Problem requirements
Identify the lines in the data below that contain "Market" and give only how many there are.

Extracted records
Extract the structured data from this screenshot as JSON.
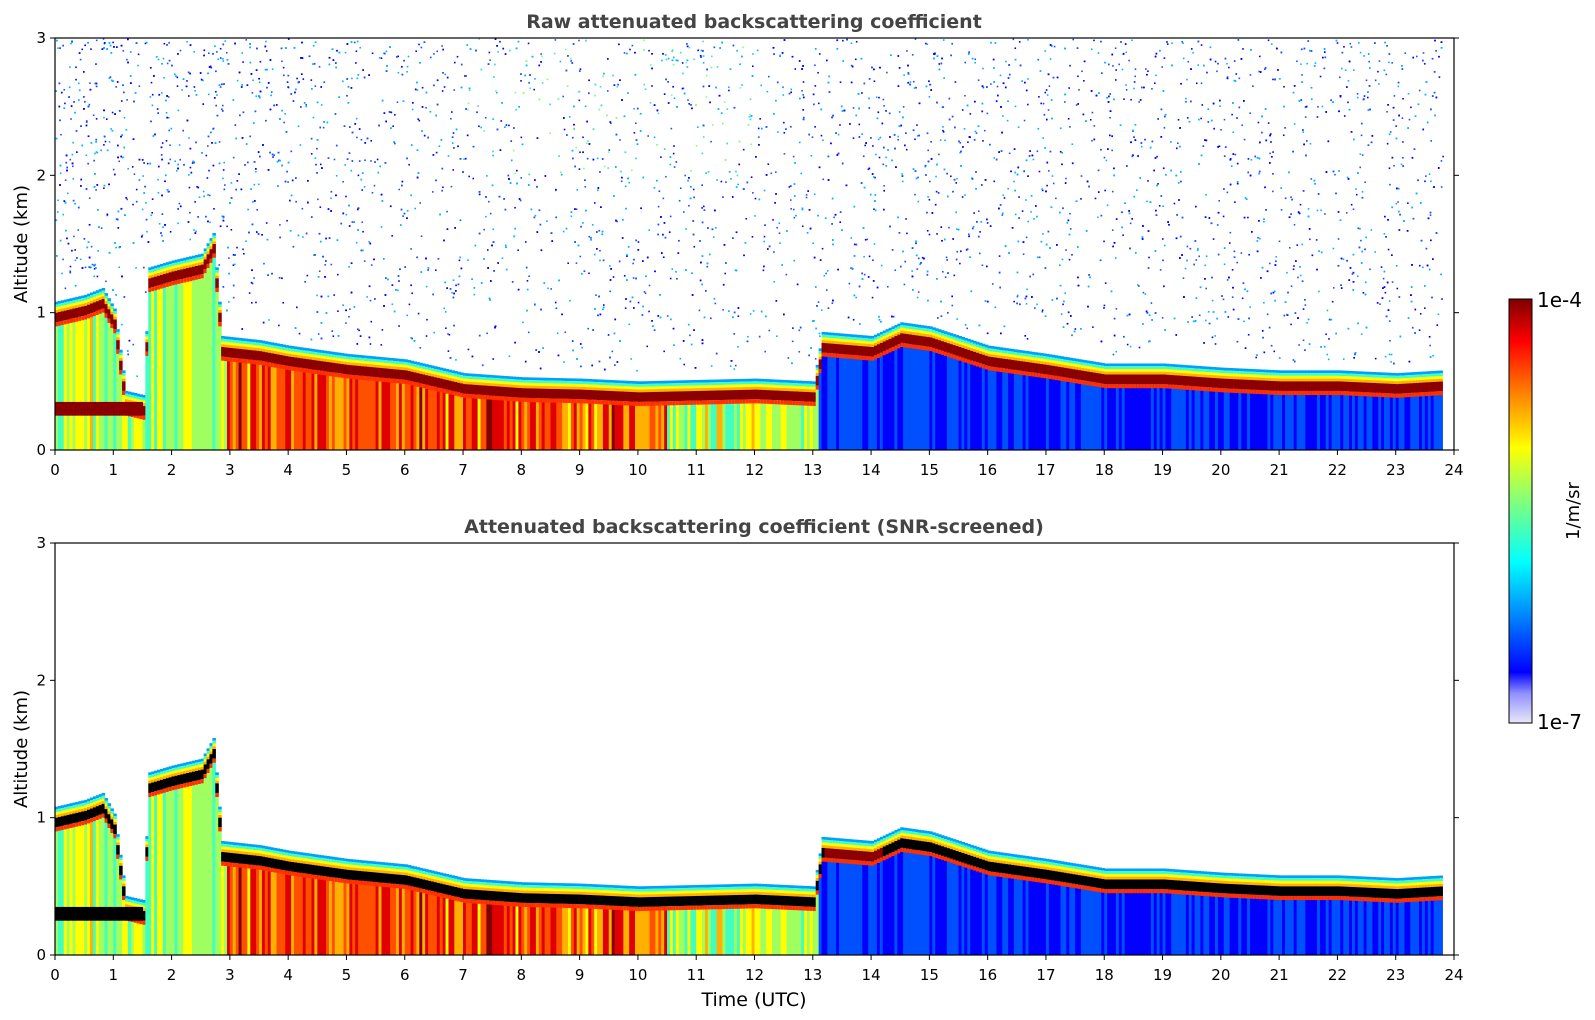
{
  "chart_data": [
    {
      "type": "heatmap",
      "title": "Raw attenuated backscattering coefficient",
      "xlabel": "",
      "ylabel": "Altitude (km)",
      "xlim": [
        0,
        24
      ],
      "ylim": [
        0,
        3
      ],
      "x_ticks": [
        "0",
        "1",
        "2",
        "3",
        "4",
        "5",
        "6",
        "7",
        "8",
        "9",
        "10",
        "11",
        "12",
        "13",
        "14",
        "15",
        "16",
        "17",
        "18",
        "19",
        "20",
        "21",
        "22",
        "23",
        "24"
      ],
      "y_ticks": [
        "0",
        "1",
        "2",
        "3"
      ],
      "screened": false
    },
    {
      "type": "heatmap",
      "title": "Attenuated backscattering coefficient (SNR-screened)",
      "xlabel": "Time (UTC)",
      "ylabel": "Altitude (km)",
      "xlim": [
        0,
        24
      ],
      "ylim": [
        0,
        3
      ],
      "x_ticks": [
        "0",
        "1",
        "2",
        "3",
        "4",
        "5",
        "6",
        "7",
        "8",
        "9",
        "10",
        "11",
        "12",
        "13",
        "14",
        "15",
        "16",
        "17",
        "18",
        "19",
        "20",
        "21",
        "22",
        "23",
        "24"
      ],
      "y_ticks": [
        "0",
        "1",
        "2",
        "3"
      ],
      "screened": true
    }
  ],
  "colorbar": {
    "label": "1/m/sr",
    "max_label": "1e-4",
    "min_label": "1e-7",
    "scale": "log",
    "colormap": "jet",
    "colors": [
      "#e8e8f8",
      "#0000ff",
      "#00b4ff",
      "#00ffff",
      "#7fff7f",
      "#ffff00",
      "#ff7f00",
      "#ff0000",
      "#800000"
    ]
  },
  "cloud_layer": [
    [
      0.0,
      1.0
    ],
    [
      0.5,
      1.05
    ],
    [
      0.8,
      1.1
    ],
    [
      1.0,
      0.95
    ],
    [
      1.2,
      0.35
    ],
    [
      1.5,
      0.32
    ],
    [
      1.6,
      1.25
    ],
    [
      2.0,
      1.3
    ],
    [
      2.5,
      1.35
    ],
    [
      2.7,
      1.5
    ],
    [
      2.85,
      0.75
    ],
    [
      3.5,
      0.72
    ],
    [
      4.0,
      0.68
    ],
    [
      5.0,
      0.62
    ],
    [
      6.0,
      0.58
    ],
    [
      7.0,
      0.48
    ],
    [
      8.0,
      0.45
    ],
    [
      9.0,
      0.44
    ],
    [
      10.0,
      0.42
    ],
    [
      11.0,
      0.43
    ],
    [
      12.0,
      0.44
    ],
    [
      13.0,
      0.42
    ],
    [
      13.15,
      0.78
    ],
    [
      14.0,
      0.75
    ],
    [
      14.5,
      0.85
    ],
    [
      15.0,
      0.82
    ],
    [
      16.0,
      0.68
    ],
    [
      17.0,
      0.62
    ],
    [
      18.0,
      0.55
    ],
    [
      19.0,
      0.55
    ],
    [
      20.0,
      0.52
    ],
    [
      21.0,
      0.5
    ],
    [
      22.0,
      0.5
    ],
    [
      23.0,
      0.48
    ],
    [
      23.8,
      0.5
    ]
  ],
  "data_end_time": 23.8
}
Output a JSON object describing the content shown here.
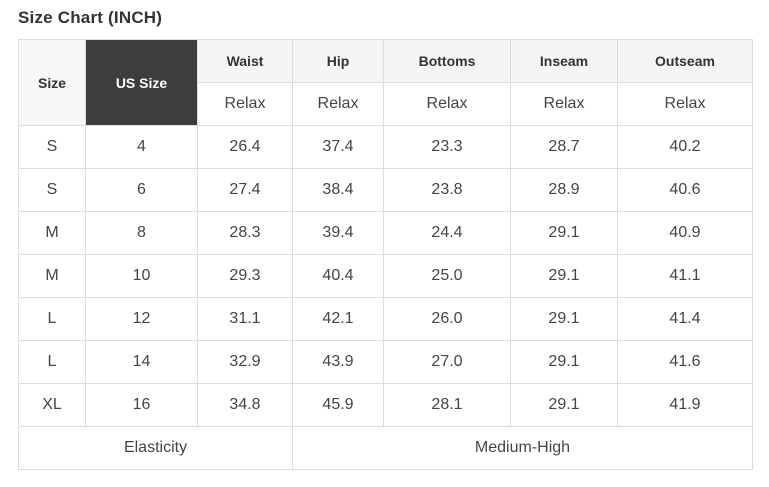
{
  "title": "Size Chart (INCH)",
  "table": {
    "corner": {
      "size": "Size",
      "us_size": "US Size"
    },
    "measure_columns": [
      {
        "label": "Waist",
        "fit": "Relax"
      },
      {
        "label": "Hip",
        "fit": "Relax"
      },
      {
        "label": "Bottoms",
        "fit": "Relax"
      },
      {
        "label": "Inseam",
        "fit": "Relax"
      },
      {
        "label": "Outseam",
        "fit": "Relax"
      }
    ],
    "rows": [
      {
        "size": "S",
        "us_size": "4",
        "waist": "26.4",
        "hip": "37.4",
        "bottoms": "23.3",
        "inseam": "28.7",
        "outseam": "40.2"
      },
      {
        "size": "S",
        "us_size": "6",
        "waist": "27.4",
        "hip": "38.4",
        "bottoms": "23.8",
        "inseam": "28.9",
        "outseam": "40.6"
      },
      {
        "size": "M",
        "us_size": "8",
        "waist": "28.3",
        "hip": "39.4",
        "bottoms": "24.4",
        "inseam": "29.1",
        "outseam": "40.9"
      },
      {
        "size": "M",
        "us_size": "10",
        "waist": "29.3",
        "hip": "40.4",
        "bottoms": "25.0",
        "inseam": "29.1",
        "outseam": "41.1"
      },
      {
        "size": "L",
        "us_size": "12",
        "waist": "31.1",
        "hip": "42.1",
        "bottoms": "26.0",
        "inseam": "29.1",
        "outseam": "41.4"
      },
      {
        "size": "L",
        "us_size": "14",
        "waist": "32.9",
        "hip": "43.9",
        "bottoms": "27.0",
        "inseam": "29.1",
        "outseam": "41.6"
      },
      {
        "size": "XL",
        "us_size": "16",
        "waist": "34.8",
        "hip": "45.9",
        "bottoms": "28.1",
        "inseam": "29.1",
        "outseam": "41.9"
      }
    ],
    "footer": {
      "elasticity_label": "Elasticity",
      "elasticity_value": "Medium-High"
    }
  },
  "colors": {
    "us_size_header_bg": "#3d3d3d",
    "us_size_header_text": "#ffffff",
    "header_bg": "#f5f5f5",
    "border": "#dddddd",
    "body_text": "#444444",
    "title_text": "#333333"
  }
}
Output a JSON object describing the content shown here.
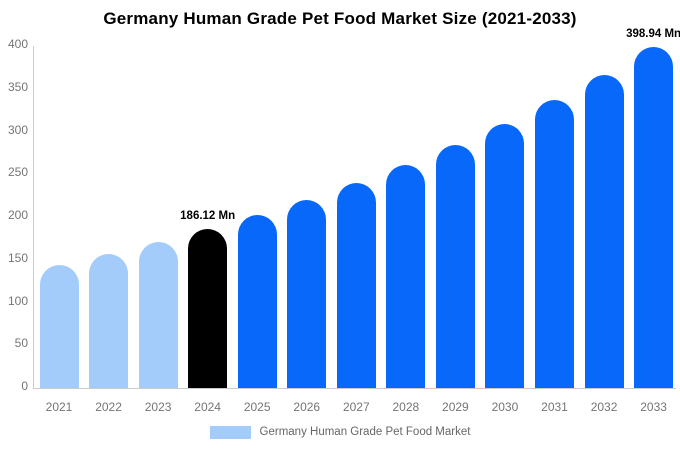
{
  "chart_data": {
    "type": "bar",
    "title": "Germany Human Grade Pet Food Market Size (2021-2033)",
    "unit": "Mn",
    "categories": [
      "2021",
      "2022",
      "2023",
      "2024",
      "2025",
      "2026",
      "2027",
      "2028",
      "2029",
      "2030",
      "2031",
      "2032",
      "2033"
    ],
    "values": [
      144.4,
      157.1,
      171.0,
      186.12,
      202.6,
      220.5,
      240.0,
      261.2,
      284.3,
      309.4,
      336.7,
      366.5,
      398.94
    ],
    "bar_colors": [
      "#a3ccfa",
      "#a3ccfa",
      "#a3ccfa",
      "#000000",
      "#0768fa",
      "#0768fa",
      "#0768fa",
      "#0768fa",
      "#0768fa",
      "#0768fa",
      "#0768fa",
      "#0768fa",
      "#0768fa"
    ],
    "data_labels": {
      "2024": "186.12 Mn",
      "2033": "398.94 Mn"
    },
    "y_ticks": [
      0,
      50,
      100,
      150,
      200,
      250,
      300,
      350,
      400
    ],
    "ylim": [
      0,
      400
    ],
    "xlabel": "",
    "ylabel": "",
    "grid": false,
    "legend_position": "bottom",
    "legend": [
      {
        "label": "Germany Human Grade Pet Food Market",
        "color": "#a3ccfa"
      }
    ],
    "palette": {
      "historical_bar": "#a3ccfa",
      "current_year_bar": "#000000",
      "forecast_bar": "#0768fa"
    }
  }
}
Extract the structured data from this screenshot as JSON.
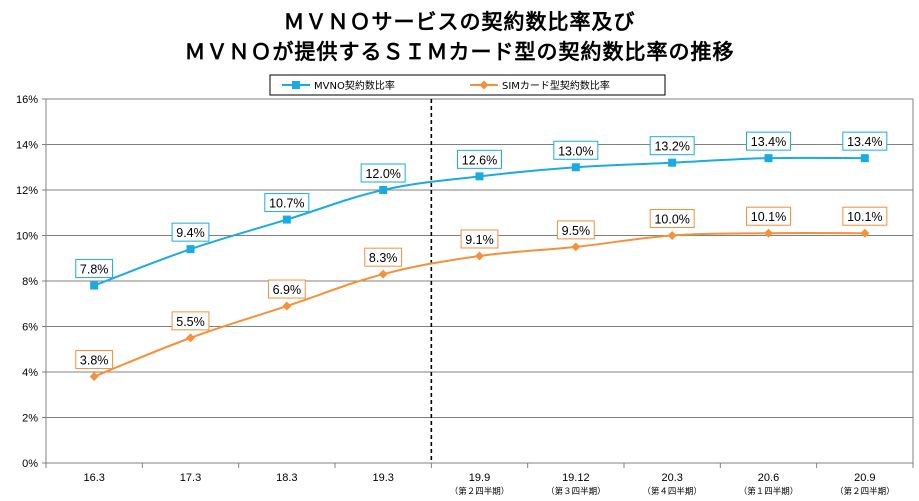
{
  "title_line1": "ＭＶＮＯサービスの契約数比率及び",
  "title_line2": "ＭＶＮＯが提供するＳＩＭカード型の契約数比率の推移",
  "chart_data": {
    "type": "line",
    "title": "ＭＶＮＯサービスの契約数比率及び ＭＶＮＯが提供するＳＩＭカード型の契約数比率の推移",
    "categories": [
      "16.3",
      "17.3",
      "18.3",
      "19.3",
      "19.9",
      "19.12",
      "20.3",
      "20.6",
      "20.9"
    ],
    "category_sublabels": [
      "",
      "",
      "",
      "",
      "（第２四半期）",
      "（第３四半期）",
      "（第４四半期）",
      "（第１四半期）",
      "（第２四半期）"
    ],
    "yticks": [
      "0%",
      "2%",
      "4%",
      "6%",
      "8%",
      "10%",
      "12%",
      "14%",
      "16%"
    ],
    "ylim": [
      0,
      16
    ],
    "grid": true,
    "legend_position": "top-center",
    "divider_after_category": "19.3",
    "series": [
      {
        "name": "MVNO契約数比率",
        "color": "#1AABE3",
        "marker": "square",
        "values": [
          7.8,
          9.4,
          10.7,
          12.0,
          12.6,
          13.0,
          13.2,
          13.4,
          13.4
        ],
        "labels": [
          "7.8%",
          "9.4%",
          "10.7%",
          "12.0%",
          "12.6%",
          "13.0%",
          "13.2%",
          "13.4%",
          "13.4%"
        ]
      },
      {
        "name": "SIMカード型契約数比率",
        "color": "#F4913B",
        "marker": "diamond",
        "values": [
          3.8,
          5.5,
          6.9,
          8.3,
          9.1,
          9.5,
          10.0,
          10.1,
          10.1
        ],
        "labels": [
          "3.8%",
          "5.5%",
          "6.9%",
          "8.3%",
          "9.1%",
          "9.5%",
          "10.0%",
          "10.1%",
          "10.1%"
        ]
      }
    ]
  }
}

Response to this task
2